Every line below must be reproduced exactly. Copy them all.

## Begin Raw data

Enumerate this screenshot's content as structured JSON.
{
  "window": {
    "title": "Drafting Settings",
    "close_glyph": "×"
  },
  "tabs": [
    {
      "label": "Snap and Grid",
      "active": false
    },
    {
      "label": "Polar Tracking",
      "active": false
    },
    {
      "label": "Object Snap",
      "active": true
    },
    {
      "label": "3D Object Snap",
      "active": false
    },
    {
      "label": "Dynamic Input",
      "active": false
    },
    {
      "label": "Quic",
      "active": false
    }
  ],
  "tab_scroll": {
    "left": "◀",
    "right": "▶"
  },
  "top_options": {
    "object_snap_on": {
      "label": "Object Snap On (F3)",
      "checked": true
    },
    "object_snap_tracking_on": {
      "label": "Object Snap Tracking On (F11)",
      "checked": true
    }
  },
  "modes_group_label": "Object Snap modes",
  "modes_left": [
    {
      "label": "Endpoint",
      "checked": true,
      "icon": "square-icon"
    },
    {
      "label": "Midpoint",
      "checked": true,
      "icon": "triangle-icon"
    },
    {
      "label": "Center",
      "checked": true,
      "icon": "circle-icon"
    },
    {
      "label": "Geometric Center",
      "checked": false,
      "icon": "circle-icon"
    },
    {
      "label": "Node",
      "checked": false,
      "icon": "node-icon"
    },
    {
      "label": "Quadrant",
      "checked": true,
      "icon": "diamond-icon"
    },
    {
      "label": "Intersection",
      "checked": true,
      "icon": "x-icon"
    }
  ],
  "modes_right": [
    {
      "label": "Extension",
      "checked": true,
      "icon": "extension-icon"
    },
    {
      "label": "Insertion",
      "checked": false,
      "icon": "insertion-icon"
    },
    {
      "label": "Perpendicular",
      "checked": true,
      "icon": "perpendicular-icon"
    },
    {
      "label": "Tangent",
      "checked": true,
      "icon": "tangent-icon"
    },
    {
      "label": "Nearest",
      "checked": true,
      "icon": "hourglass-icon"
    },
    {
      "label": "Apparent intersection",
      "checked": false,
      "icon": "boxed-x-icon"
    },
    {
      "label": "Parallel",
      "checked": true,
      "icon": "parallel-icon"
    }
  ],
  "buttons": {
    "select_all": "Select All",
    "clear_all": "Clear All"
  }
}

## End Raw data

**Solution**
Enumerate this screenshot's content as structured JSON.
{
  "window": {
    "title": "Drafting Settings",
    "close_glyph": "×"
  },
  "tabs": [
    {
      "label": "Snap and Grid",
      "active": false
    },
    {
      "label": "Polar Tracking",
      "active": false
    },
    {
      "label": "Object Snap",
      "active": true
    },
    {
      "label": "3D Object Snap",
      "active": false
    },
    {
      "label": "Dynamic Input",
      "active": false
    },
    {
      "label": "Quic",
      "active": false
    }
  ],
  "tab_scroll": {
    "left": "◀",
    "right": "▶"
  },
  "top_options": {
    "object_snap_on": {
      "label": "Object Snap On (F3)",
      "checked": true
    },
    "object_snap_tracking_on": {
      "label": "Object Snap Tracking On (F11)",
      "checked": true
    }
  },
  "modes_group_label": "Object Snap modes",
  "modes_left": [
    {
      "label": "Endpoint",
      "checked": true,
      "icon": "square-icon"
    },
    {
      "label": "Midpoint",
      "checked": true,
      "icon": "triangle-icon"
    },
    {
      "label": "Center",
      "checked": true,
      "icon": "circle-icon"
    },
    {
      "label": "Geometric Center",
      "checked": false,
      "icon": "circle-icon"
    },
    {
      "label": "Node",
      "checked": false,
      "icon": "node-icon"
    },
    {
      "label": "Quadrant",
      "checked": true,
      "icon": "diamond-icon"
    },
    {
      "label": "Intersection",
      "checked": true,
      "icon": "x-icon"
    }
  ],
  "modes_right": [
    {
      "label": "Extension",
      "checked": true,
      "icon": "extension-icon"
    },
    {
      "label": "Insertion",
      "checked": false,
      "icon": "insertion-icon"
    },
    {
      "label": "Perpendicular",
      "checked": true,
      "icon": "perpendicular-icon"
    },
    {
      "label": "Tangent",
      "checked": true,
      "icon": "tangent-icon"
    },
    {
      "label": "Nearest",
      "checked": true,
      "icon": "hourglass-icon"
    },
    {
      "label": "Apparent intersection",
      "checked": false,
      "icon": "boxed-x-icon"
    },
    {
      "label": "Parallel",
      "checked": true,
      "icon": "parallel-icon"
    }
  ],
  "buttons": {
    "select_all": "Select All",
    "clear_all": "Clear All"
  }
}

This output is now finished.